[Some records]
<<<<

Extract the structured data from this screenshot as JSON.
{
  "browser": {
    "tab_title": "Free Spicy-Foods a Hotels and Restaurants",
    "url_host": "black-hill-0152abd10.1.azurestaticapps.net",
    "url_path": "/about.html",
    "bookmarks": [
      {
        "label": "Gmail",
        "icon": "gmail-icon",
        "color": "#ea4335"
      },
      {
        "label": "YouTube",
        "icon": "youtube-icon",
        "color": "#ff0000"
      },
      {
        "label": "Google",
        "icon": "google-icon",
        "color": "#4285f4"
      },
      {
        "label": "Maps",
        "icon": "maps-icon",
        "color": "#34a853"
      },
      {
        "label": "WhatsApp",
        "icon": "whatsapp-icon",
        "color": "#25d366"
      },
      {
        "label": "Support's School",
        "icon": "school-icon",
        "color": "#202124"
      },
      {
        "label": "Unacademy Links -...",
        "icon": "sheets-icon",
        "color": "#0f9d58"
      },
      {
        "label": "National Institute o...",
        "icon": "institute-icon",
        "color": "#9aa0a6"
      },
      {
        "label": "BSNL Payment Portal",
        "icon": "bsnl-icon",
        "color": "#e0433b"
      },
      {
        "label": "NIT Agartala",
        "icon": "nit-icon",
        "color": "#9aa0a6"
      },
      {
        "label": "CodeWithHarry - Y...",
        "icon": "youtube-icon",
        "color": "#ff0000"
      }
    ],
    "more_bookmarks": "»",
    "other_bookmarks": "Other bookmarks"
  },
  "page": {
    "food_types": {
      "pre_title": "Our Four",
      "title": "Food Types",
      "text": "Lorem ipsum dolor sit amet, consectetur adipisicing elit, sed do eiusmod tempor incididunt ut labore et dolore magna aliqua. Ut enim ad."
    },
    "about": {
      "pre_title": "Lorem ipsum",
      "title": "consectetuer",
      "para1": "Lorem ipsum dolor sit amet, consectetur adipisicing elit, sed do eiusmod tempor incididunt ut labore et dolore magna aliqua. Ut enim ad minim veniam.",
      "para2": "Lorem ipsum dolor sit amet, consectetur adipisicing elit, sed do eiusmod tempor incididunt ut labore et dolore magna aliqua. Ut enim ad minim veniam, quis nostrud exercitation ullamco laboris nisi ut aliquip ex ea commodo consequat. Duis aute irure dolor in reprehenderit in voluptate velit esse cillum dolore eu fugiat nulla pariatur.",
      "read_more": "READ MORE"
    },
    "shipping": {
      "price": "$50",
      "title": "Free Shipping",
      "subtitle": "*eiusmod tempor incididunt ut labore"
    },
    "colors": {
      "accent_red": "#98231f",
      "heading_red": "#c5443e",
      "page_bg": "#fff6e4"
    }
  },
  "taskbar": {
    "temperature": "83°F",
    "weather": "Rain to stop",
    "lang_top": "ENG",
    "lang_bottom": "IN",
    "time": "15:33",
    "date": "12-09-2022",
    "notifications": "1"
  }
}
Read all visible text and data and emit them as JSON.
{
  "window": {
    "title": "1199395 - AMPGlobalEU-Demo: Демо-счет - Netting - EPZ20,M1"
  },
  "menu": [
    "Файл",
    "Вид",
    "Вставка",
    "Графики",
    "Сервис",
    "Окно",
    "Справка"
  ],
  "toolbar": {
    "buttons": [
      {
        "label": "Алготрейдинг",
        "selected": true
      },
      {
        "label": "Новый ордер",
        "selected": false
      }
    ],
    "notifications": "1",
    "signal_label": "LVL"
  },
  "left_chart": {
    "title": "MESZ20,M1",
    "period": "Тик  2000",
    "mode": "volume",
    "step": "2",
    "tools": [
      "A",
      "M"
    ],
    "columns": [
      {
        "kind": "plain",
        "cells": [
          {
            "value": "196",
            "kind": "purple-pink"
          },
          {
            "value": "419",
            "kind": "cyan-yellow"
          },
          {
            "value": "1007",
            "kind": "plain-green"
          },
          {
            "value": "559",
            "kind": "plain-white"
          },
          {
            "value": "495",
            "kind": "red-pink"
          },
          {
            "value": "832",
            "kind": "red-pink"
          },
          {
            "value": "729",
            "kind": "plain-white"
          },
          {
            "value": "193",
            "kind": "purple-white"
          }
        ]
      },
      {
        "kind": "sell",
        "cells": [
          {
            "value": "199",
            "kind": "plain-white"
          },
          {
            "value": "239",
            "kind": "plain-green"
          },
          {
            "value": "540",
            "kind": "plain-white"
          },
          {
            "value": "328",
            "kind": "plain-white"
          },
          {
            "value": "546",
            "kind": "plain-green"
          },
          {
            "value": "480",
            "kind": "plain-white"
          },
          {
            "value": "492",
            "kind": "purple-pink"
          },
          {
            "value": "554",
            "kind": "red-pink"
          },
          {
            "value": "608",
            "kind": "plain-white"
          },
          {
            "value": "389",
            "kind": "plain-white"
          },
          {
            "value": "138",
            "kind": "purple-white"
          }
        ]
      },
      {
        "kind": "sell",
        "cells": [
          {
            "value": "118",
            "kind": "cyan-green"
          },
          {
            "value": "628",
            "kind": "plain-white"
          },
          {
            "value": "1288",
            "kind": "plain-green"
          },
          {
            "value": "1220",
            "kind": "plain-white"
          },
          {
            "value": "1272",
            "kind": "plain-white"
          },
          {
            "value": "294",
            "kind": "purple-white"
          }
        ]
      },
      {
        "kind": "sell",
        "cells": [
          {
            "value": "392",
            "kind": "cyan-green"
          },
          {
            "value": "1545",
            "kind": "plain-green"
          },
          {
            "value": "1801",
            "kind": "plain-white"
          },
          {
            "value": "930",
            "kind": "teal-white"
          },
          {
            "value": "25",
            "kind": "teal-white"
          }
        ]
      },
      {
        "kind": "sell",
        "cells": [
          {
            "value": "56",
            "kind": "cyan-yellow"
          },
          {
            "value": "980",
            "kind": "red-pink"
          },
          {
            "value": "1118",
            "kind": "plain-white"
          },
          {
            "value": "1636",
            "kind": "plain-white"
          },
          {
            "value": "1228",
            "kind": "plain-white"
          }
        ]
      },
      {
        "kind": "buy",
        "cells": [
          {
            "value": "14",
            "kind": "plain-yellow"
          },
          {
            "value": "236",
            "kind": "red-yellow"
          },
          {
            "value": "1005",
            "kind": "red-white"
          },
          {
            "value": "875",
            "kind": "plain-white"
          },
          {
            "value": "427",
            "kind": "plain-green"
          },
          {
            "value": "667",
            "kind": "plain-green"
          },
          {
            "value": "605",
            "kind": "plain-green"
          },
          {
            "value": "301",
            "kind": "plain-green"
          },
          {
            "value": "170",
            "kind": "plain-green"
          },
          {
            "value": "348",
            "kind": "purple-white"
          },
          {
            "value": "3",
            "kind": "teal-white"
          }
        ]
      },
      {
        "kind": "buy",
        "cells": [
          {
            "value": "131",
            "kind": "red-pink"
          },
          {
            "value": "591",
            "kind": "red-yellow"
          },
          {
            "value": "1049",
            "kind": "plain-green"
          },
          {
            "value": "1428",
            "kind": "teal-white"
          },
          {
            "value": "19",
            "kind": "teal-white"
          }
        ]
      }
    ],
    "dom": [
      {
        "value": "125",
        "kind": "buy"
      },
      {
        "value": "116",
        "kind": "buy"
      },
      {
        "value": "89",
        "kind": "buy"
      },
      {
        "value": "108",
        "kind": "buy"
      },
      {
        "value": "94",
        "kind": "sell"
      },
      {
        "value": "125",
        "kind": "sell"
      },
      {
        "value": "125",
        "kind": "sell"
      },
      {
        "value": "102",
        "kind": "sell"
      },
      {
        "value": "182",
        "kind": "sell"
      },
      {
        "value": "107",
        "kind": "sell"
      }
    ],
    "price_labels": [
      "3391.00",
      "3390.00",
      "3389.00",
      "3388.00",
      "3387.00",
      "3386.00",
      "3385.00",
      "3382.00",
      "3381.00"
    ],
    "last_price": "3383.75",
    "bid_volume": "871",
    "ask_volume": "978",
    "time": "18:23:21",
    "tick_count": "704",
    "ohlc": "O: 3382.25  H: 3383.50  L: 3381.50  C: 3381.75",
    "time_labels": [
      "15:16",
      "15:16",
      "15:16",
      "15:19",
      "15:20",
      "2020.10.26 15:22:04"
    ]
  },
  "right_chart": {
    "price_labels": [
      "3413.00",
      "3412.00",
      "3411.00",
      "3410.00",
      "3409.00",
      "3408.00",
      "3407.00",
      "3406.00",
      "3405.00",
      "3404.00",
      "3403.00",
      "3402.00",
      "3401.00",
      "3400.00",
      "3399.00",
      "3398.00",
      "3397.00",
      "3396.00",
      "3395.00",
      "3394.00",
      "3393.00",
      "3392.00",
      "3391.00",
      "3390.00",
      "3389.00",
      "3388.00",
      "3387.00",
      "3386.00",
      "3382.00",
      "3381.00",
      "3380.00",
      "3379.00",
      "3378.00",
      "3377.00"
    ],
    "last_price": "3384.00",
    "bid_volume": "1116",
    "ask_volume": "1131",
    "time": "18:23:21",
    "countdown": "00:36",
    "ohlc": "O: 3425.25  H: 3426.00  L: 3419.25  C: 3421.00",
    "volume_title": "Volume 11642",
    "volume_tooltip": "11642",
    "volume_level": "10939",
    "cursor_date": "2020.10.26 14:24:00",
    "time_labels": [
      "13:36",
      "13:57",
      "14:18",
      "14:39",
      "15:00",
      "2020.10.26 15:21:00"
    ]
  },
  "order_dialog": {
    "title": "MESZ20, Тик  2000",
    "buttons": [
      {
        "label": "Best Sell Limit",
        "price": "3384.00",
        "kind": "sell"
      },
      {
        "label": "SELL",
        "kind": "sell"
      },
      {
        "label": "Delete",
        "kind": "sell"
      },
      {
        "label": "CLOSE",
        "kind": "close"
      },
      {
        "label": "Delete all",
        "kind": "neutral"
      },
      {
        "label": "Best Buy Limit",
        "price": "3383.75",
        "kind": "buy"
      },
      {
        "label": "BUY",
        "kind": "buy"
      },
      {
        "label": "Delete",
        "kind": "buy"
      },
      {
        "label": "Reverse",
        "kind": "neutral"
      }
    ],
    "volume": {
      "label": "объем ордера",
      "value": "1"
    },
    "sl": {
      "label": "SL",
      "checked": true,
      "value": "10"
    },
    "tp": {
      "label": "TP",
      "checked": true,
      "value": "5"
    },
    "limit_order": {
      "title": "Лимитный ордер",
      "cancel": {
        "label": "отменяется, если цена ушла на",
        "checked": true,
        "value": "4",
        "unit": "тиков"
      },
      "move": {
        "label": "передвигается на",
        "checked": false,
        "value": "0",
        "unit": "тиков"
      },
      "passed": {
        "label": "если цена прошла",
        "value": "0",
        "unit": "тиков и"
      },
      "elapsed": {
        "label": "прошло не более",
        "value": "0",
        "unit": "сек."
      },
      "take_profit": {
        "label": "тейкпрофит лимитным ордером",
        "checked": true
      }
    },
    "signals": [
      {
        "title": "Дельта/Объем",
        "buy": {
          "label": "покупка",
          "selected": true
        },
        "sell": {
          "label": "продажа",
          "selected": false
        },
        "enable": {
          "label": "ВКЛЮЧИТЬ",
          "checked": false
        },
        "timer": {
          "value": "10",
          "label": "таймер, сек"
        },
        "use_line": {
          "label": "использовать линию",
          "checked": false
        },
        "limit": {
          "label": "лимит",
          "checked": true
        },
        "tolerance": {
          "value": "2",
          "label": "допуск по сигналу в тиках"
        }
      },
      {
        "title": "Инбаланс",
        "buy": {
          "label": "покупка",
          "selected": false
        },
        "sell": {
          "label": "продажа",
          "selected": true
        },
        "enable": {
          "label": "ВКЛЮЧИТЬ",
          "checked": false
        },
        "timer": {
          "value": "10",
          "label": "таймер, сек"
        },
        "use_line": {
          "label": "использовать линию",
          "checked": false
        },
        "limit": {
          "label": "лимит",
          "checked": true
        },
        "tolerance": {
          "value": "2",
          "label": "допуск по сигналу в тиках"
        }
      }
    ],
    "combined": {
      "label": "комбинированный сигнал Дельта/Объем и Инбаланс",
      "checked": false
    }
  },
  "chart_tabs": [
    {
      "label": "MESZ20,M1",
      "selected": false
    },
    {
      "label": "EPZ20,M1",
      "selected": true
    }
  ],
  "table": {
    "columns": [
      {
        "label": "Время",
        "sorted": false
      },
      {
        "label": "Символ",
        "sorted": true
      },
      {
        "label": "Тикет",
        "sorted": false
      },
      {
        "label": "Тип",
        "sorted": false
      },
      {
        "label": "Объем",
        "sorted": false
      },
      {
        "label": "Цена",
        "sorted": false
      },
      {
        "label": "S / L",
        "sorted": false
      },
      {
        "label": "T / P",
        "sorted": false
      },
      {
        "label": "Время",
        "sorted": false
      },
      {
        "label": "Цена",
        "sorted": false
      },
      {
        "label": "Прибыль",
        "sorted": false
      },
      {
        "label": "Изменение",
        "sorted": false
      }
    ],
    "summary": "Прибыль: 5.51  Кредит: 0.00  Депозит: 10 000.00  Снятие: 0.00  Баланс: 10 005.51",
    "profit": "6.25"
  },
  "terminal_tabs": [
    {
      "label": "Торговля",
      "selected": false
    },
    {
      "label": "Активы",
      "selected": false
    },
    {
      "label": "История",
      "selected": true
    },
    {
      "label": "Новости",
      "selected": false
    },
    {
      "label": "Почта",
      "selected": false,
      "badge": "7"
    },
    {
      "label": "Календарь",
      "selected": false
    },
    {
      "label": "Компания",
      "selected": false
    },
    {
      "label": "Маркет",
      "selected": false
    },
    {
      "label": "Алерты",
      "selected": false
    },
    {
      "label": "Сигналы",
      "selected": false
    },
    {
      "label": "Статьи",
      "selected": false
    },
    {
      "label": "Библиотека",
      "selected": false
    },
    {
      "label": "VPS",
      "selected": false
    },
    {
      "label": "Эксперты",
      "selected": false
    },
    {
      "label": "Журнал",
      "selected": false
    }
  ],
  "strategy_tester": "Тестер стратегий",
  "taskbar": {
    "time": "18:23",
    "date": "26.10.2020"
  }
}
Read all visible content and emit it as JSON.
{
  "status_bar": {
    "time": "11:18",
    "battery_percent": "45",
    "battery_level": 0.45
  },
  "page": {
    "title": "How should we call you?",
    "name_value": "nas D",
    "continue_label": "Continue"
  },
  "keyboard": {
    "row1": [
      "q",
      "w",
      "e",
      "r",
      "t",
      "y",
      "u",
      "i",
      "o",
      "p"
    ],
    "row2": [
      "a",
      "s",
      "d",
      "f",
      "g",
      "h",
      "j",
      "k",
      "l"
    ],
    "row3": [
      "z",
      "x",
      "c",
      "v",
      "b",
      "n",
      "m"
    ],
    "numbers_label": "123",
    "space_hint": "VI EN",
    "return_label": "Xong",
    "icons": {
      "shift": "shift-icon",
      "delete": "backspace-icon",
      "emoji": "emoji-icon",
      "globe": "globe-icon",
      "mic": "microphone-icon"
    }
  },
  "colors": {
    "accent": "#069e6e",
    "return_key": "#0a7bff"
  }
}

>>>>

GIVEN REQUEST
Within the listing above, copy each line that has the string "data".

RESPONSE
Extract the structured data from this screenshot as JSON.
Read all visible text and data and emit them as JSON.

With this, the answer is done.